DIRECTION — Exactly repeat the material, dropping every picture from the copy.

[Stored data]
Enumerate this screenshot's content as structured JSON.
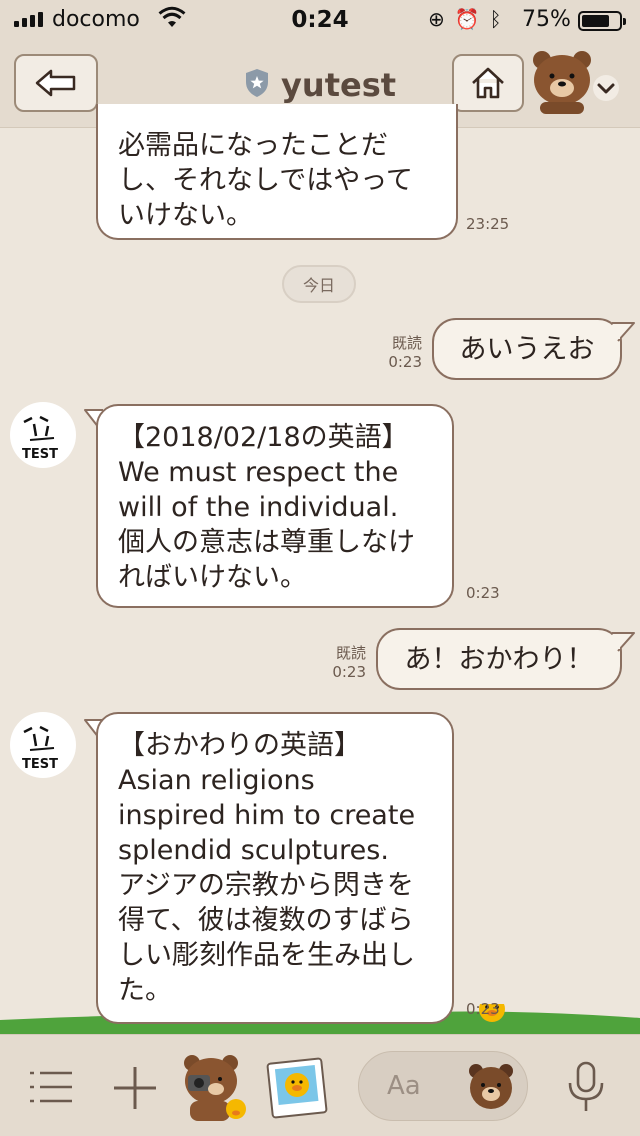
{
  "status_bar": {
    "carrier": "docomo",
    "time": "0:24",
    "battery": "75%",
    "battery_level": 0.75
  },
  "header": {
    "title": "yutest",
    "back_icon": "back-arrow-icon",
    "home_icon": "home-icon",
    "menu_icon": "chevron-down-icon"
  },
  "messages": [
    {
      "text": "必需品になったことだ\nし、それなしではやって\nいけない。",
      "time": "23:25"
    },
    {
      "date_chip": "今日"
    },
    {
      "text": "あいうえお",
      "read": "既読",
      "time": "0:23"
    },
    {
      "text": "【2018/02/18の英語】\nWe must respect the\nwill of the individual.\n個人の意志は尊重しなけ\nればいけない。",
      "time": "0:23"
    },
    {
      "text": "あ！おかわり！",
      "read": "既読",
      "time": "0:23"
    },
    {
      "text": "【おかわりの英語】\nAsian religions\ninspired him to create\nsplendid sculptures.\nアジアの宗教から閃きを\n得て、彼は複数のすばら\nしい彫刻作品を生み出し\nた。",
      "time": "0:23"
    }
  ],
  "avatar_text": "TEST",
  "input": {
    "placeholder": "Aa"
  },
  "colors": {
    "background": "#ede6dc",
    "bar": "#e4dbcf",
    "bubble_border": "#8a6f60"
  }
}
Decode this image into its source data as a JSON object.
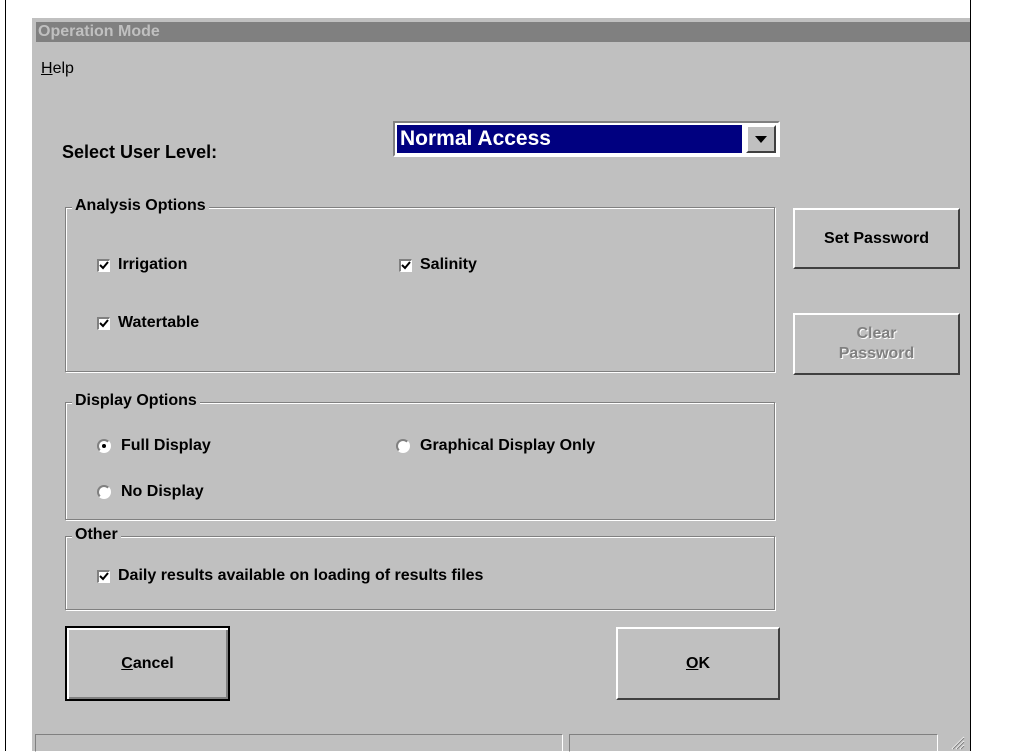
{
  "window": {
    "title": "Operation Mode",
    "menu": [
      {
        "label": "Help",
        "mnemonic": "H",
        "rest": "elp"
      }
    ]
  },
  "user_level": {
    "label": "Select User Level:",
    "value": "Normal Access"
  },
  "analysis_options": {
    "title": "Analysis Options",
    "items": [
      {
        "label": "Irrigation",
        "checked": true
      },
      {
        "label": "Salinity",
        "checked": true
      },
      {
        "label": "Watertable",
        "checked": true
      }
    ]
  },
  "display_options": {
    "title": "Display Options",
    "items": [
      {
        "label": "Full Display",
        "selected": true
      },
      {
        "label": "Graphical Display Only",
        "selected": false
      },
      {
        "label": "No Display",
        "selected": false
      }
    ]
  },
  "other": {
    "title": "Other",
    "items": [
      {
        "label": "Daily results available on loading of results files",
        "checked": true
      }
    ]
  },
  "buttons": {
    "set_password": "Set Password",
    "clear_password_line1": "Clear",
    "clear_password_line2": "Password",
    "cancel_mnemonic": "C",
    "cancel_rest": "ancel",
    "ok_mnemonic": "O",
    "ok_rest": "K"
  },
  "colors": {
    "face": "#c0c0c0",
    "titlebar_inactive": "#808080",
    "selection": "#000080"
  }
}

TASK OUTPUT —
Enumerate this screenshot's content as structured JSON.
{
  "status_bar": {
    "carrier": "docomo",
    "time": "0:24",
    "battery": "75%",
    "battery_level": 0.75
  },
  "header": {
    "title": "yutest",
    "back_icon": "back-arrow-icon",
    "home_icon": "home-icon",
    "menu_icon": "chevron-down-icon"
  },
  "messages": [
    {
      "text": "必需品になったことだ\nし、それなしではやって\nいけない。",
      "time": "23:25"
    },
    {
      "date_chip": "今日"
    },
    {
      "text": "あいうえお",
      "read": "既読",
      "time": "0:23"
    },
    {
      "text": "【2018/02/18の英語】\nWe must respect the\nwill of the individual.\n個人の意志は尊重しなけ\nればいけない。",
      "time": "0:23"
    },
    {
      "text": "あ！おかわり！",
      "read": "既読",
      "time": "0:23"
    },
    {
      "text": "【おかわりの英語】\nAsian religions\ninspired him to create\nsplendid sculptures.\nアジアの宗教から閃きを\n得て、彼は複数のすばら\nしい彫刻作品を生み出し\nた。",
      "time": "0:23"
    }
  ],
  "avatar_text": "TEST",
  "input": {
    "placeholder": "Aa"
  },
  "colors": {
    "background": "#ede6dc",
    "bar": "#e4dbcf",
    "bubble_border": "#8a6f60"
  }
}
Decode this image into its source data as a JSON object.
{
  "window": {
    "title": "Operation Mode",
    "menu": [
      {
        "label": "Help",
        "mnemonic": "H",
        "rest": "elp"
      }
    ]
  },
  "user_level": {
    "label": "Select User Level:",
    "value": "Normal Access"
  },
  "analysis_options": {
    "title": "Analysis Options",
    "items": [
      {
        "label": "Irrigation",
        "checked": true
      },
      {
        "label": "Salinity",
        "checked": true
      },
      {
        "label": "Watertable",
        "checked": true
      }
    ]
  },
  "display_options": {
    "title": "Display Options",
    "items": [
      {
        "label": "Full Display",
        "selected": true
      },
      {
        "label": "Graphical Display Only",
        "selected": false
      },
      {
        "label": "No Display",
        "selected": false
      }
    ]
  },
  "other": {
    "title": "Other",
    "items": [
      {
        "label": "Daily results available on loading of results files",
        "checked": true
      }
    ]
  },
  "buttons": {
    "set_password": "Set Password",
    "clear_password_line1": "Clear",
    "clear_password_line2": "Password",
    "cancel_mnemonic": "C",
    "cancel_rest": "ancel",
    "ok_mnemonic": "O",
    "ok_rest": "K"
  },
  "colors": {
    "face": "#c0c0c0",
    "titlebar_inactive": "#808080",
    "selection": "#000080"
  }
}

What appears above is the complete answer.